• [RECORDS FOR THIS TASK]:
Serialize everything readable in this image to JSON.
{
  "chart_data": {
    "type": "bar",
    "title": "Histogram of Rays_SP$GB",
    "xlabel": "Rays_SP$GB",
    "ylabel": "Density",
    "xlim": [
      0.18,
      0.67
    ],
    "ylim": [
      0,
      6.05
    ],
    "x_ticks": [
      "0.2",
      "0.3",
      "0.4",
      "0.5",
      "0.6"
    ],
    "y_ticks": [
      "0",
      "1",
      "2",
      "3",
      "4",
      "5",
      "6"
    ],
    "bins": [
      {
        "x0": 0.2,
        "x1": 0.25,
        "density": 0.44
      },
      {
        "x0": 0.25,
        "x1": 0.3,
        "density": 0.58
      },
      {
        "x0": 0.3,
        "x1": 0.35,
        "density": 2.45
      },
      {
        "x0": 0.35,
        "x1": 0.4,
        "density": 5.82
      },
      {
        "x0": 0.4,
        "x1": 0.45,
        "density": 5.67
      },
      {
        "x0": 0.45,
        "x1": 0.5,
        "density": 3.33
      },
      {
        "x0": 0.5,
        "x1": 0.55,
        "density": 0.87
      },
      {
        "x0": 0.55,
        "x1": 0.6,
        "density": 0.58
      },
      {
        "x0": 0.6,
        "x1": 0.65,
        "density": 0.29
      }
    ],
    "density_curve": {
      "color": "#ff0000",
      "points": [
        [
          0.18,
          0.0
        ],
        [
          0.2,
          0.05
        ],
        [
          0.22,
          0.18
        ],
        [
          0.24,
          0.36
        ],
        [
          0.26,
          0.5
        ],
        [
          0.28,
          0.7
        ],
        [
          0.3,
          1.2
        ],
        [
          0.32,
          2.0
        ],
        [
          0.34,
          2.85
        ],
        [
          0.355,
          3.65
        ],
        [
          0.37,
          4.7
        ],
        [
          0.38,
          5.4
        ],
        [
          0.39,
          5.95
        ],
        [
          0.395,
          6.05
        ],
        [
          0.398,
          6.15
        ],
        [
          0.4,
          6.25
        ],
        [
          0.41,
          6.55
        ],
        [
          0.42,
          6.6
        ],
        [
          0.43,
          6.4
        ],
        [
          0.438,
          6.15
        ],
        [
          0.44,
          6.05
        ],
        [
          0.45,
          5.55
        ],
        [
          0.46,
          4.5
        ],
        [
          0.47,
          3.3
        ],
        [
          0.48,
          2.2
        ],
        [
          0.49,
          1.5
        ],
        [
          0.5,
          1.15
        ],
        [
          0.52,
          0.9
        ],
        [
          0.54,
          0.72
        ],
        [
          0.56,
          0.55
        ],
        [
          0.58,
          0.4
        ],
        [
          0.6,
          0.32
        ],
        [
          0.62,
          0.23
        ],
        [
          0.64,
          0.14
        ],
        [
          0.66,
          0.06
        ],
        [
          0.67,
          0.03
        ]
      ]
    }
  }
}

• [WORK INSTRUCTIONS]: Take the lines above and print them exactly.

• [EXERCISE ANSWER]:
Serialize everything readable in this image to JSON.
{
  "chart_data": {
    "type": "bar",
    "title": "Histogram of Rays_SP$GB",
    "xlabel": "Rays_SP$GB",
    "ylabel": "Density",
    "xlim": [
      0.18,
      0.67
    ],
    "ylim": [
      0,
      6.05
    ],
    "x_ticks": [
      "0.2",
      "0.3",
      "0.4",
      "0.5",
      "0.6"
    ],
    "y_ticks": [
      "0",
      "1",
      "2",
      "3",
      "4",
      "5",
      "6"
    ],
    "bins": [
      {
        "x0": 0.2,
        "x1": 0.25,
        "density": 0.44
      },
      {
        "x0": 0.25,
        "x1": 0.3,
        "density": 0.58
      },
      {
        "x0": 0.3,
        "x1": 0.35,
        "density": 2.45
      },
      {
        "x0": 0.35,
        "x1": 0.4,
        "density": 5.82
      },
      {
        "x0": 0.4,
        "x1": 0.45,
        "density": 5.67
      },
      {
        "x0": 0.45,
        "x1": 0.5,
        "density": 3.33
      },
      {
        "x0": 0.5,
        "x1": 0.55,
        "density": 0.87
      },
      {
        "x0": 0.55,
        "x1": 0.6,
        "density": 0.58
      },
      {
        "x0": 0.6,
        "x1": 0.65,
        "density": 0.29
      }
    ],
    "density_curve": {
      "color": "#ff0000",
      "points": [
        [
          0.18,
          0.0
        ],
        [
          0.2,
          0.05
        ],
        [
          0.22,
          0.18
        ],
        [
          0.24,
          0.36
        ],
        [
          0.26,
          0.5
        ],
        [
          0.28,
          0.7
        ],
        [
          0.3,
          1.2
        ],
        [
          0.32,
          2.0
        ],
        [
          0.34,
          2.85
        ],
        [
          0.355,
          3.65
        ],
        [
          0.37,
          4.7
        ],
        [
          0.38,
          5.4
        ],
        [
          0.39,
          5.95
        ],
        [
          0.395,
          6.05
        ],
        [
          0.398,
          6.15
        ],
        [
          0.4,
          6.25
        ],
        [
          0.41,
          6.55
        ],
        [
          0.42,
          6.6
        ],
        [
          0.43,
          6.4
        ],
        [
          0.438,
          6.15
        ],
        [
          0.44,
          6.05
        ],
        [
          0.45,
          5.55
        ],
        [
          0.46,
          4.5
        ],
        [
          0.47,
          3.3
        ],
        [
          0.48,
          2.2
        ],
        [
          0.49,
          1.5
        ],
        [
          0.5,
          1.15
        ],
        [
          0.52,
          0.9
        ],
        [
          0.54,
          0.72
        ],
        [
          0.56,
          0.55
        ],
        [
          0.58,
          0.4
        ],
        [
          0.6,
          0.32
        ],
        [
          0.62,
          0.23
        ],
        [
          0.64,
          0.14
        ],
        [
          0.66,
          0.06
        ],
        [
          0.67,
          0.03
        ]
      ]
    }
  }
}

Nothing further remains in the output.